Structured figure records:
☆ ☆ ☆ ☆

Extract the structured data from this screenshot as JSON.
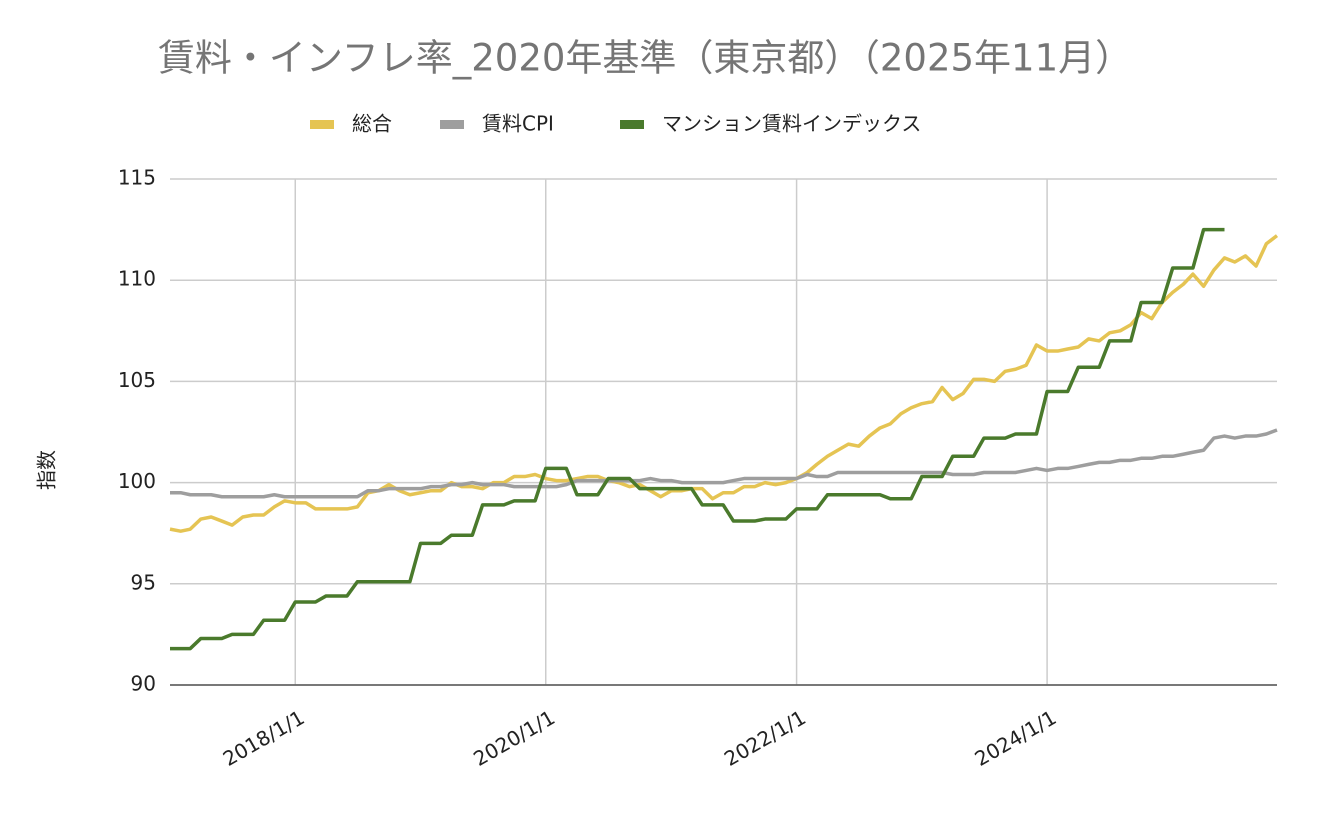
{
  "chart_data": {
    "type": "line",
    "title": "賃料・インフレ率_2020年基準（東京都）（2025年11月）",
    "ylabel": "指数",
    "x": [
      "2017/1/1",
      "2017/2/1",
      "2017/3/1",
      "2017/4/1",
      "2017/5/1",
      "2017/6/1",
      "2017/7/1",
      "2017/8/1",
      "2017/9/1",
      "2017/10/1",
      "2017/11/1",
      "2017/12/1",
      "2018/1/1",
      "2018/2/1",
      "2018/3/1",
      "2018/4/1",
      "2018/5/1",
      "2018/6/1",
      "2018/7/1",
      "2018/8/1",
      "2018/9/1",
      "2018/10/1",
      "2018/11/1",
      "2018/12/1",
      "2019/1/1",
      "2019/2/1",
      "2019/3/1",
      "2019/4/1",
      "2019/5/1",
      "2019/6/1",
      "2019/7/1",
      "2019/8/1",
      "2019/9/1",
      "2019/10/1",
      "2019/11/1",
      "2019/12/1",
      "2020/1/1",
      "2020/2/1",
      "2020/3/1",
      "2020/4/1",
      "2020/5/1",
      "2020/6/1",
      "2020/7/1",
      "2020/8/1",
      "2020/9/1",
      "2020/10/1",
      "2020/11/1",
      "2020/12/1",
      "2021/1/1",
      "2021/2/1",
      "2021/3/1",
      "2021/4/1",
      "2021/5/1",
      "2021/6/1",
      "2021/7/1",
      "2021/8/1",
      "2021/9/1",
      "2021/10/1",
      "2021/11/1",
      "2021/12/1",
      "2022/1/1",
      "2022/2/1",
      "2022/3/1",
      "2022/4/1",
      "2022/5/1",
      "2022/6/1",
      "2022/7/1",
      "2022/8/1",
      "2022/9/1",
      "2022/10/1",
      "2022/11/1",
      "2022/12/1",
      "2023/1/1",
      "2023/2/1",
      "2023/3/1",
      "2023/4/1",
      "2023/5/1",
      "2023/6/1",
      "2023/7/1",
      "2023/8/1",
      "2023/9/1",
      "2023/10/1",
      "2023/11/1",
      "2023/12/1",
      "2024/1/1",
      "2024/2/1",
      "2024/3/1",
      "2024/4/1",
      "2024/5/1",
      "2024/6/1",
      "2024/7/1",
      "2024/8/1",
      "2024/9/1",
      "2024/10/1",
      "2024/11/1",
      "2024/12/1",
      "2025/1/1",
      "2025/2/1",
      "2025/3/1",
      "2025/4/1",
      "2025/5/1",
      "2025/6/1",
      "2025/7/1",
      "2025/8/1",
      "2025/9/1",
      "2025/10/1",
      "2025/11/1"
    ],
    "series": [
      {
        "name": "総合",
        "color": "#e5c453",
        "values": [
          97.7,
          97.6,
          97.7,
          98.2,
          98.3,
          98.1,
          97.9,
          98.3,
          98.4,
          98.4,
          98.8,
          99.1,
          99.0,
          99.0,
          98.7,
          98.7,
          98.7,
          98.7,
          98.8,
          99.5,
          99.6,
          99.9,
          99.6,
          99.4,
          99.5,
          99.6,
          99.6,
          100.0,
          99.8,
          99.8,
          99.7,
          100.0,
          100.0,
          100.3,
          100.3,
          100.4,
          100.2,
          100.1,
          100.1,
          100.2,
          100.3,
          100.3,
          100.1,
          100.0,
          99.8,
          99.9,
          99.6,
          99.3,
          99.6,
          99.6,
          99.7,
          99.7,
          99.2,
          99.5,
          99.5,
          99.8,
          99.8,
          100.0,
          99.9,
          100.0,
          100.2,
          100.5,
          100.9,
          101.3,
          101.6,
          101.9,
          101.8,
          102.3,
          102.7,
          102.9,
          103.4,
          103.7,
          103.9,
          104.0,
          104.7,
          104.1,
          104.4,
          105.1,
          105.1,
          105.0,
          105.5,
          105.6,
          105.8,
          106.8,
          106.5,
          106.5,
          106.6,
          106.7,
          107.1,
          107.0,
          107.4,
          107.5,
          107.8,
          108.4,
          108.1,
          108.9,
          109.4,
          109.8,
          110.3,
          109.7,
          110.5,
          111.1,
          110.9,
          111.2,
          110.7,
          111.8,
          112.2
        ]
      },
      {
        "name": "賃料CPI",
        "color": "#9e9e9e",
        "values": [
          99.5,
          99.5,
          99.4,
          99.4,
          99.4,
          99.3,
          99.3,
          99.3,
          99.3,
          99.3,
          99.4,
          99.3,
          99.3,
          99.3,
          99.3,
          99.3,
          99.3,
          99.3,
          99.3,
          99.6,
          99.6,
          99.7,
          99.7,
          99.7,
          99.7,
          99.8,
          99.8,
          99.9,
          99.9,
          100.0,
          99.9,
          99.9,
          99.9,
          99.8,
          99.8,
          99.8,
          99.8,
          99.8,
          99.9,
          100.1,
          100.1,
          100.1,
          100.1,
          100.1,
          100.1,
          100.1,
          100.2,
          100.1,
          100.1,
          100.0,
          100.0,
          100.0,
          100.0,
          100.0,
          100.1,
          100.2,
          100.2,
          100.2,
          100.2,
          100.2,
          100.2,
          100.4,
          100.3,
          100.3,
          100.5,
          100.5,
          100.5,
          100.5,
          100.5,
          100.5,
          100.5,
          100.5,
          100.5,
          100.5,
          100.5,
          100.4,
          100.4,
          100.4,
          100.5,
          100.5,
          100.5,
          100.5,
          100.6,
          100.7,
          100.6,
          100.7,
          100.7,
          100.8,
          100.9,
          101.0,
          101.0,
          101.1,
          101.1,
          101.2,
          101.2,
          101.3,
          101.3,
          101.4,
          101.5,
          101.6,
          102.2,
          102.3,
          102.2,
          102.3,
          102.3,
          102.4,
          102.6
        ]
      },
      {
        "name": "マンション賃料インデックス",
        "color": "#4a7a2c",
        "values": [
          91.8,
          91.8,
          91.8,
          92.3,
          92.3,
          92.3,
          92.5,
          92.5,
          92.5,
          93.2,
          93.2,
          93.2,
          94.1,
          94.1,
          94.1,
          94.4,
          94.4,
          94.4,
          95.1,
          95.1,
          95.1,
          95.1,
          95.1,
          95.1,
          97.0,
          97.0,
          97.0,
          97.4,
          97.4,
          97.4,
          98.9,
          98.9,
          98.9,
          99.1,
          99.1,
          99.1,
          100.7,
          100.7,
          100.7,
          99.4,
          99.4,
          99.4,
          100.2,
          100.2,
          100.2,
          99.7,
          99.7,
          99.7,
          99.7,
          99.7,
          99.7,
          98.9,
          98.9,
          98.9,
          98.1,
          98.1,
          98.1,
          98.2,
          98.2,
          98.2,
          98.7,
          98.7,
          98.7,
          99.4,
          99.4,
          99.4,
          99.4,
          99.4,
          99.4,
          99.2,
          99.2,
          99.2,
          100.3,
          100.3,
          100.3,
          101.3,
          101.3,
          101.3,
          102.2,
          102.2,
          102.2,
          102.4,
          102.4,
          102.4,
          104.5,
          104.5,
          104.5,
          105.7,
          105.7,
          105.7,
          107.0,
          107.0,
          107.0,
          108.9,
          108.9,
          108.9,
          110.6,
          110.6,
          110.6,
          112.5,
          112.5,
          112.5,
          null,
          null,
          null,
          null,
          null
        ]
      }
    ],
    "xlim": [
      "2017/1/1",
      "2025/11/1"
    ],
    "xticks": [
      "2018/1/1",
      "2020/1/1",
      "2022/1/1",
      "2024/1/1"
    ],
    "ylim": [
      90,
      115
    ],
    "yticks": [
      90,
      95,
      100,
      105,
      110,
      115
    ],
    "grid": true,
    "legend": "top"
  }
}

☆ ☆ ☆ ☆

## TASK DETAILS
Repeat everything in the records precisely. Images are excluded from the copy.

## IN RESPONSE
Extract the structured data from this screenshot as JSON.
{
  "chart_data": {
    "type": "line",
    "title": "賃料・インフレ率_2020年基準（東京都）（2025年11月）",
    "ylabel": "指数",
    "x": [
      "2017/1/1",
      "2017/2/1",
      "2017/3/1",
      "2017/4/1",
      "2017/5/1",
      "2017/6/1",
      "2017/7/1",
      "2017/8/1",
      "2017/9/1",
      "2017/10/1",
      "2017/11/1",
      "2017/12/1",
      "2018/1/1",
      "2018/2/1",
      "2018/3/1",
      "2018/4/1",
      "2018/5/1",
      "2018/6/1",
      "2018/7/1",
      "2018/8/1",
      "2018/9/1",
      "2018/10/1",
      "2018/11/1",
      "2018/12/1",
      "2019/1/1",
      "2019/2/1",
      "2019/3/1",
      "2019/4/1",
      "2019/5/1",
      "2019/6/1",
      "2019/7/1",
      "2019/8/1",
      "2019/9/1",
      "2019/10/1",
      "2019/11/1",
      "2019/12/1",
      "2020/1/1",
      "2020/2/1",
      "2020/3/1",
      "2020/4/1",
      "2020/5/1",
      "2020/6/1",
      "2020/7/1",
      "2020/8/1",
      "2020/9/1",
      "2020/10/1",
      "2020/11/1",
      "2020/12/1",
      "2021/1/1",
      "2021/2/1",
      "2021/3/1",
      "2021/4/1",
      "2021/5/1",
      "2021/6/1",
      "2021/7/1",
      "2021/8/1",
      "2021/9/1",
      "2021/10/1",
      "2021/11/1",
      "2021/12/1",
      "2022/1/1",
      "2022/2/1",
      "2022/3/1",
      "2022/4/1",
      "2022/5/1",
      "2022/6/1",
      "2022/7/1",
      "2022/8/1",
      "2022/9/1",
      "2022/10/1",
      "2022/11/1",
      "2022/12/1",
      "2023/1/1",
      "2023/2/1",
      "2023/3/1",
      "2023/4/1",
      "2023/5/1",
      "2023/6/1",
      "2023/7/1",
      "2023/8/1",
      "2023/9/1",
      "2023/10/1",
      "2023/11/1",
      "2023/12/1",
      "2024/1/1",
      "2024/2/1",
      "2024/3/1",
      "2024/4/1",
      "2024/5/1",
      "2024/6/1",
      "2024/7/1",
      "2024/8/1",
      "2024/9/1",
      "2024/10/1",
      "2024/11/1",
      "2024/12/1",
      "2025/1/1",
      "2025/2/1",
      "2025/3/1",
      "2025/4/1",
      "2025/5/1",
      "2025/6/1",
      "2025/7/1",
      "2025/8/1",
      "2025/9/1",
      "2025/10/1",
      "2025/11/1"
    ],
    "series": [
      {
        "name": "総合",
        "color": "#e5c453",
        "values": [
          97.7,
          97.6,
          97.7,
          98.2,
          98.3,
          98.1,
          97.9,
          98.3,
          98.4,
          98.4,
          98.8,
          99.1,
          99.0,
          99.0,
          98.7,
          98.7,
          98.7,
          98.7,
          98.8,
          99.5,
          99.6,
          99.9,
          99.6,
          99.4,
          99.5,
          99.6,
          99.6,
          100.0,
          99.8,
          99.8,
          99.7,
          100.0,
          100.0,
          100.3,
          100.3,
          100.4,
          100.2,
          100.1,
          100.1,
          100.2,
          100.3,
          100.3,
          100.1,
          100.0,
          99.8,
          99.9,
          99.6,
          99.3,
          99.6,
          99.6,
          99.7,
          99.7,
          99.2,
          99.5,
          99.5,
          99.8,
          99.8,
          100.0,
          99.9,
          100.0,
          100.2,
          100.5,
          100.9,
          101.3,
          101.6,
          101.9,
          101.8,
          102.3,
          102.7,
          102.9,
          103.4,
          103.7,
          103.9,
          104.0,
          104.7,
          104.1,
          104.4,
          105.1,
          105.1,
          105.0,
          105.5,
          105.6,
          105.8,
          106.8,
          106.5,
          106.5,
          106.6,
          106.7,
          107.1,
          107.0,
          107.4,
          107.5,
          107.8,
          108.4,
          108.1,
          108.9,
          109.4,
          109.8,
          110.3,
          109.7,
          110.5,
          111.1,
          110.9,
          111.2,
          110.7,
          111.8,
          112.2
        ]
      },
      {
        "name": "賃料CPI",
        "color": "#9e9e9e",
        "values": [
          99.5,
          99.5,
          99.4,
          99.4,
          99.4,
          99.3,
          99.3,
          99.3,
          99.3,
          99.3,
          99.4,
          99.3,
          99.3,
          99.3,
          99.3,
          99.3,
          99.3,
          99.3,
          99.3,
          99.6,
          99.6,
          99.7,
          99.7,
          99.7,
          99.7,
          99.8,
          99.8,
          99.9,
          99.9,
          100.0,
          99.9,
          99.9,
          99.9,
          99.8,
          99.8,
          99.8,
          99.8,
          99.8,
          99.9,
          100.1,
          100.1,
          100.1,
          100.1,
          100.1,
          100.1,
          100.1,
          100.2,
          100.1,
          100.1,
          100.0,
          100.0,
          100.0,
          100.0,
          100.0,
          100.1,
          100.2,
          100.2,
          100.2,
          100.2,
          100.2,
          100.2,
          100.4,
          100.3,
          100.3,
          100.5,
          100.5,
          100.5,
          100.5,
          100.5,
          100.5,
          100.5,
          100.5,
          100.5,
          100.5,
          100.5,
          100.4,
          100.4,
          100.4,
          100.5,
          100.5,
          100.5,
          100.5,
          100.6,
          100.7,
          100.6,
          100.7,
          100.7,
          100.8,
          100.9,
          101.0,
          101.0,
          101.1,
          101.1,
          101.2,
          101.2,
          101.3,
          101.3,
          101.4,
          101.5,
          101.6,
          102.2,
          102.3,
          102.2,
          102.3,
          102.3,
          102.4,
          102.6
        ]
      },
      {
        "name": "マンション賃料インデックス",
        "color": "#4a7a2c",
        "values": [
          91.8,
          91.8,
          91.8,
          92.3,
          92.3,
          92.3,
          92.5,
          92.5,
          92.5,
          93.2,
          93.2,
          93.2,
          94.1,
          94.1,
          94.1,
          94.4,
          94.4,
          94.4,
          95.1,
          95.1,
          95.1,
          95.1,
          95.1,
          95.1,
          97.0,
          97.0,
          97.0,
          97.4,
          97.4,
          97.4,
          98.9,
          98.9,
          98.9,
          99.1,
          99.1,
          99.1,
          100.7,
          100.7,
          100.7,
          99.4,
          99.4,
          99.4,
          100.2,
          100.2,
          100.2,
          99.7,
          99.7,
          99.7,
          99.7,
          99.7,
          99.7,
          98.9,
          98.9,
          98.9,
          98.1,
          98.1,
          98.1,
          98.2,
          98.2,
          98.2,
          98.7,
          98.7,
          98.7,
          99.4,
          99.4,
          99.4,
          99.4,
          99.4,
          99.4,
          99.2,
          99.2,
          99.2,
          100.3,
          100.3,
          100.3,
          101.3,
          101.3,
          101.3,
          102.2,
          102.2,
          102.2,
          102.4,
          102.4,
          102.4,
          104.5,
          104.5,
          104.5,
          105.7,
          105.7,
          105.7,
          107.0,
          107.0,
          107.0,
          108.9,
          108.9,
          108.9,
          110.6,
          110.6,
          110.6,
          112.5,
          112.5,
          112.5,
          null,
          null,
          null,
          null,
          null
        ]
      }
    ],
    "xlim": [
      "2017/1/1",
      "2025/11/1"
    ],
    "xticks": [
      "2018/1/1",
      "2020/1/1",
      "2022/1/1",
      "2024/1/1"
    ],
    "ylim": [
      90,
      115
    ],
    "yticks": [
      90,
      95,
      100,
      105,
      110,
      115
    ],
    "grid": true,
    "legend": "top"
  }
}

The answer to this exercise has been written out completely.